● Requirement: Reproduce every entry exactly as shown.

● Data to use:

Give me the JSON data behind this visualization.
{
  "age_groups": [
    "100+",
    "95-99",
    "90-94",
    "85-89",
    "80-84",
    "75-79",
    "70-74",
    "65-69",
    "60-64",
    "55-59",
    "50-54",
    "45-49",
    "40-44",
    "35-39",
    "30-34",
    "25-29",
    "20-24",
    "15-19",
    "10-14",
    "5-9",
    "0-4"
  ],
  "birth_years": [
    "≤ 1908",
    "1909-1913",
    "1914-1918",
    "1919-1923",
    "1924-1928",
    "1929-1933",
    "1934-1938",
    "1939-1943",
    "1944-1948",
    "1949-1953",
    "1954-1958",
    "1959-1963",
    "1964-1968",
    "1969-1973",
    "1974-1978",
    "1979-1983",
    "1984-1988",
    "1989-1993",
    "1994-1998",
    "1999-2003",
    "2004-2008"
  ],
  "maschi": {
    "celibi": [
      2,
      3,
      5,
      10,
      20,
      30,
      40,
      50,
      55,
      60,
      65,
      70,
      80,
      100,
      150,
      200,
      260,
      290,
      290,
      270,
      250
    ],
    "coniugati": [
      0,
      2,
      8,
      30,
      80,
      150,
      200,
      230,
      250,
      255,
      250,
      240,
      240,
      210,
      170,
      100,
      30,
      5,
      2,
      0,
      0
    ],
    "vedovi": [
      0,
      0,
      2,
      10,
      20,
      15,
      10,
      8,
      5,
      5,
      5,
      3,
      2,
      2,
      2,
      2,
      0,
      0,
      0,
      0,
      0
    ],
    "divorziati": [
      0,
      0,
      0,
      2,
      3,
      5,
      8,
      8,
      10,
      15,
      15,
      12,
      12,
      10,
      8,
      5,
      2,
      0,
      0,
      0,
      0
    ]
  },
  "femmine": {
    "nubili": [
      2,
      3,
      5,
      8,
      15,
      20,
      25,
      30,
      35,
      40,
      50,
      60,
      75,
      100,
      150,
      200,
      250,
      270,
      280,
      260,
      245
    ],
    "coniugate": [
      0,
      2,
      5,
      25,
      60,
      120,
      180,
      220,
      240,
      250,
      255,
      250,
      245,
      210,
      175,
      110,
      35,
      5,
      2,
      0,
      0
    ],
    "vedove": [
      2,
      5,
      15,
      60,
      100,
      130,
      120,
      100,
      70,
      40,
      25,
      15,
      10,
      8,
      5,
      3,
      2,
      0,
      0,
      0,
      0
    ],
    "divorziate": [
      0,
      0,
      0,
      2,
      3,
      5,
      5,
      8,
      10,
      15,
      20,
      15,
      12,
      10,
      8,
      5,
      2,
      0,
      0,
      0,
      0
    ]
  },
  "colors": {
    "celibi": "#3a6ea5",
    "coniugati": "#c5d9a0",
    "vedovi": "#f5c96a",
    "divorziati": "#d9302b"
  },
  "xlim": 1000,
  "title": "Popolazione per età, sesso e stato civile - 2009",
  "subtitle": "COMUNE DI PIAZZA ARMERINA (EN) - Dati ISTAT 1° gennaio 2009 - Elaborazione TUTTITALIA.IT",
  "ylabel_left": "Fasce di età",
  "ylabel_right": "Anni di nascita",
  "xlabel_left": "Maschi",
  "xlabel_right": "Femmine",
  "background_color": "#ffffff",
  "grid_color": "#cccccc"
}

● Answer to the task:
Give me the JSON data behind this visualization.
{
  "age_groups": [
    "100+",
    "95-99",
    "90-94",
    "85-89",
    "80-84",
    "75-79",
    "70-74",
    "65-69",
    "60-64",
    "55-59",
    "50-54",
    "45-49",
    "40-44",
    "35-39",
    "30-34",
    "25-29",
    "20-24",
    "15-19",
    "10-14",
    "5-9",
    "0-4"
  ],
  "birth_years": [
    "≤ 1908",
    "1909-1913",
    "1914-1918",
    "1919-1923",
    "1924-1928",
    "1929-1933",
    "1934-1938",
    "1939-1943",
    "1944-1948",
    "1949-1953",
    "1954-1958",
    "1959-1963",
    "1964-1968",
    "1969-1973",
    "1974-1978",
    "1979-1983",
    "1984-1988",
    "1989-1993",
    "1994-1998",
    "1999-2003",
    "2004-2008"
  ],
  "maschi": {
    "celibi": [
      2,
      3,
      5,
      10,
      20,
      30,
      40,
      50,
      55,
      60,
      65,
      70,
      80,
      100,
      150,
      200,
      260,
      290,
      290,
      270,
      250
    ],
    "coniugati": [
      0,
      2,
      8,
      30,
      80,
      150,
      200,
      230,
      250,
      255,
      250,
      240,
      240,
      210,
      170,
      100,
      30,
      5,
      2,
      0,
      0
    ],
    "vedovi": [
      0,
      0,
      2,
      10,
      20,
      15,
      10,
      8,
      5,
      5,
      5,
      3,
      2,
      2,
      2,
      2,
      0,
      0,
      0,
      0,
      0
    ],
    "divorziati": [
      0,
      0,
      0,
      2,
      3,
      5,
      8,
      8,
      10,
      15,
      15,
      12,
      12,
      10,
      8,
      5,
      2,
      0,
      0,
      0,
      0
    ]
  },
  "femmine": {
    "nubili": [
      2,
      3,
      5,
      8,
      15,
      20,
      25,
      30,
      35,
      40,
      50,
      60,
      75,
      100,
      150,
      200,
      250,
      270,
      280,
      260,
      245
    ],
    "coniugate": [
      0,
      2,
      5,
      25,
      60,
      120,
      180,
      220,
      240,
      250,
      255,
      250,
      245,
      210,
      175,
      110,
      35,
      5,
      2,
      0,
      0
    ],
    "vedove": [
      2,
      5,
      15,
      60,
      100,
      130,
      120,
      100,
      70,
      40,
      25,
      15,
      10,
      8,
      5,
      3,
      2,
      0,
      0,
      0,
      0
    ],
    "divorziate": [
      0,
      0,
      0,
      2,
      3,
      5,
      5,
      8,
      10,
      15,
      20,
      15,
      12,
      10,
      8,
      5,
      2,
      0,
      0,
      0,
      0
    ]
  },
  "colors": {
    "celibi": "#3a6ea5",
    "coniugati": "#c5d9a0",
    "vedovi": "#f5c96a",
    "divorziati": "#d9302b"
  },
  "xlim": 1000,
  "title": "Popolazione per età, sesso e stato civile - 2009",
  "subtitle": "COMUNE DI PIAZZA ARMERINA (EN) - Dati ISTAT 1° gennaio 2009 - Elaborazione TUTTITALIA.IT",
  "ylabel_left": "Fasce di età",
  "ylabel_right": "Anni di nascita",
  "xlabel_left": "Maschi",
  "xlabel_right": "Femmine",
  "background_color": "#ffffff",
  "grid_color": "#cccccc"
}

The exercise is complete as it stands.